> _Problems and tasks_
- 1) From the CosmicAC jobs page, list every term that begins a bulleted line.
- 2) Continue the CosmicAC jobs page from its last line.

> _Selected passage_
CosmicAC Jobs
What a job is in CosmicAC, the job types, and the statuses a job moves through.
A job is a unit of work that CosmicAC runs on your Kubernetes cluster. When you create a job, CosmicAC provisions the resources that the job needs, runs the workload on one or more GPUs in your cluster, and tracks the job's status.
Job types
CosmicAC runs two types of jobs. Both run inside a KubeVirt virtual machine instance (VMI) with one or more GPUs, but you work with each one differently:
- GPU Container Job — gives you shell access to the VMI, so you can use it like a remote machine and run your own code. See GPU Container Job.
- Managed Inference Job — serves an open-source model behind an OpenAI-compatible API, using the vLLM runtime for language models or the Parakeet runtime for speech-to-text. See Managed Inference Job.
Job status
A job moves through a sequence of statuses from the moment you create it. Each status reflects the job's current state on your cluster.
The statuses have the following meanings:
- Creating — the job's configuration and GPU requirements are being validated.
- Queued — the GPUs that the job needs are being allocated on your cluster.

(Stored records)
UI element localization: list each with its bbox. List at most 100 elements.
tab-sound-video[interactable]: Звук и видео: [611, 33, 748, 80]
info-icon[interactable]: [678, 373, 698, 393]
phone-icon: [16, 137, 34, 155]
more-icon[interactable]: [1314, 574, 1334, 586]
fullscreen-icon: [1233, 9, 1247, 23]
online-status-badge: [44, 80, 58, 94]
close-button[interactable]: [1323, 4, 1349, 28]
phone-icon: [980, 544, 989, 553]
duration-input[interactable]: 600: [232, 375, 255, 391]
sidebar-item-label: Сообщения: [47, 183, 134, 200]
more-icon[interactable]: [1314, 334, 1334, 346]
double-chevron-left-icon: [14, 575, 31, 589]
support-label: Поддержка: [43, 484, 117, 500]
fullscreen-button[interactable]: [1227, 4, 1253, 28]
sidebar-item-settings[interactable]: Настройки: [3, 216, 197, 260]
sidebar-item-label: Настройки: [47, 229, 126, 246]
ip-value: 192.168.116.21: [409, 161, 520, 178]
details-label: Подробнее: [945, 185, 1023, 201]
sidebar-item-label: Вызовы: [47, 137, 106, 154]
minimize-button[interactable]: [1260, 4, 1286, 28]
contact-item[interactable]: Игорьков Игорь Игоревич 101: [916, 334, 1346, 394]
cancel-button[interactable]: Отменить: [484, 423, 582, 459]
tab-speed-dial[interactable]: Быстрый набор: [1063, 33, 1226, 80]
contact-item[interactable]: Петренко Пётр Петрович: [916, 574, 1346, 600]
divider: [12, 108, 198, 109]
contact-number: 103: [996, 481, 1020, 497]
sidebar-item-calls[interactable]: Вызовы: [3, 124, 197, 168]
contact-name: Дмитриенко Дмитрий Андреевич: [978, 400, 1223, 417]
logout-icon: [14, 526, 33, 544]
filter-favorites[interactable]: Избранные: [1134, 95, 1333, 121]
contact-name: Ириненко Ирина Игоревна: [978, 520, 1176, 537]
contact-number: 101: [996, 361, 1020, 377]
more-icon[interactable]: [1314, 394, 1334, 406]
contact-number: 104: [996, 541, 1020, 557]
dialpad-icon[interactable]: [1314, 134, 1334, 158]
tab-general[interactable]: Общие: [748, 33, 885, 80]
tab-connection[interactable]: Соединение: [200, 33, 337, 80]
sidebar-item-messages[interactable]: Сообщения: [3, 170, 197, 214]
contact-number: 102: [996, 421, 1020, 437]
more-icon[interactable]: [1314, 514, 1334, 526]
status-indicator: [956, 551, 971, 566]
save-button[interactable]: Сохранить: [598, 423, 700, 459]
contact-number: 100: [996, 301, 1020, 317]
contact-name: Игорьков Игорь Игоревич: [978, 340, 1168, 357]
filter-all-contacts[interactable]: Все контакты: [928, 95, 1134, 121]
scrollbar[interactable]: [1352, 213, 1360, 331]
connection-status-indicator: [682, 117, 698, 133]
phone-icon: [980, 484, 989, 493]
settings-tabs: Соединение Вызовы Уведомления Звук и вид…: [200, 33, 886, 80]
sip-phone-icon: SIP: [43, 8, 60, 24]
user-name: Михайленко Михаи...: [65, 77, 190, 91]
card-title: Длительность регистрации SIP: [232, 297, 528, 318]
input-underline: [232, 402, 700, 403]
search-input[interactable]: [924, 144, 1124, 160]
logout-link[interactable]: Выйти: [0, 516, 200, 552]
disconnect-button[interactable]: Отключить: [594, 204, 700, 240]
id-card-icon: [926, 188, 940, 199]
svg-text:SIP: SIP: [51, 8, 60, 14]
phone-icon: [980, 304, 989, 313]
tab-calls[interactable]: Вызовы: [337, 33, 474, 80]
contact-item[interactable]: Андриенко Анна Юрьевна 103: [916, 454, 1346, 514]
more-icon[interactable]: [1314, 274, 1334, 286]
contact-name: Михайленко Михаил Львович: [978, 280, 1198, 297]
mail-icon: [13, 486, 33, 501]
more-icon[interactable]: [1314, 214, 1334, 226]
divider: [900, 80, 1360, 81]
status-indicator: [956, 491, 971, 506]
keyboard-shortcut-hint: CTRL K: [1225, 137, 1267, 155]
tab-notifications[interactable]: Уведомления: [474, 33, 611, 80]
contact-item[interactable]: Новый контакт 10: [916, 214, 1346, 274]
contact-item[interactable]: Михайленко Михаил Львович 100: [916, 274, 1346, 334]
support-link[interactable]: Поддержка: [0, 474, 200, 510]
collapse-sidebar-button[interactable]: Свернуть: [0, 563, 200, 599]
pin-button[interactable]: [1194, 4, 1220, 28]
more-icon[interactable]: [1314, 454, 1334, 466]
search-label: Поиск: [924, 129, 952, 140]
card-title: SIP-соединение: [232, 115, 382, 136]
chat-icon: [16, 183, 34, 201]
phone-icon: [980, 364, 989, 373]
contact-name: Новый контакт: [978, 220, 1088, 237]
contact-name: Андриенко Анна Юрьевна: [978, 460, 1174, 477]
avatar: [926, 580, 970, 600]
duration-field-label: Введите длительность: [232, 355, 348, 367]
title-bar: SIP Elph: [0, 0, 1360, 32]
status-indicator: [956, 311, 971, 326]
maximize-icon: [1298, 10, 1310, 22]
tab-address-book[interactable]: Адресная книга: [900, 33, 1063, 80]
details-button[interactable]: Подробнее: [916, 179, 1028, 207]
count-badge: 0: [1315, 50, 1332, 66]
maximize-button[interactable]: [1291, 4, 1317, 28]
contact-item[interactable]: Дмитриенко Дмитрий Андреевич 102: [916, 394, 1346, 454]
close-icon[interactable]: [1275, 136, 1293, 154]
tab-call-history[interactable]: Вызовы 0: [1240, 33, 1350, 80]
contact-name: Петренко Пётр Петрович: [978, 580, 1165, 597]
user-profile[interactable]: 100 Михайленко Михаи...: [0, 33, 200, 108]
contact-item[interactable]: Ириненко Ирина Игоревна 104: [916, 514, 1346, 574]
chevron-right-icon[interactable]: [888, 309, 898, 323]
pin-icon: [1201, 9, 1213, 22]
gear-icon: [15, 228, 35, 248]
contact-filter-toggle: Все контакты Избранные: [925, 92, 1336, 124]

> _Results of the tasks_
- 1)
- GPU Container Job
- Managed Inference Job
- Creating
- Queued

- 2)
- Starting — the job's image is being pulled and the job is being set up. For inference jobs, this includes loading the model weights, which can take several minutes.
- Running — the job is up and accessible. A GPU Container Job provides shell access, and a Managed Inference endpoint accepts requests.
- Restarting — the job's VMI is being replaced, keeping its storage and resources.
- Failed — the job failed to start or crashed.
A Managed Inference Job also reports its model health, which measures how well the model responds to requests, not the job's status. See Model health.
Managing a job
After you create a job, you can restart or delete it:
- Restart — replaces the job's VMI but keeps its storage and resources.
- Delete — removes the job's VMI, resources, and storage.
Both cosmicac-cli and the web interface support these actions. See CLI commands for jobs.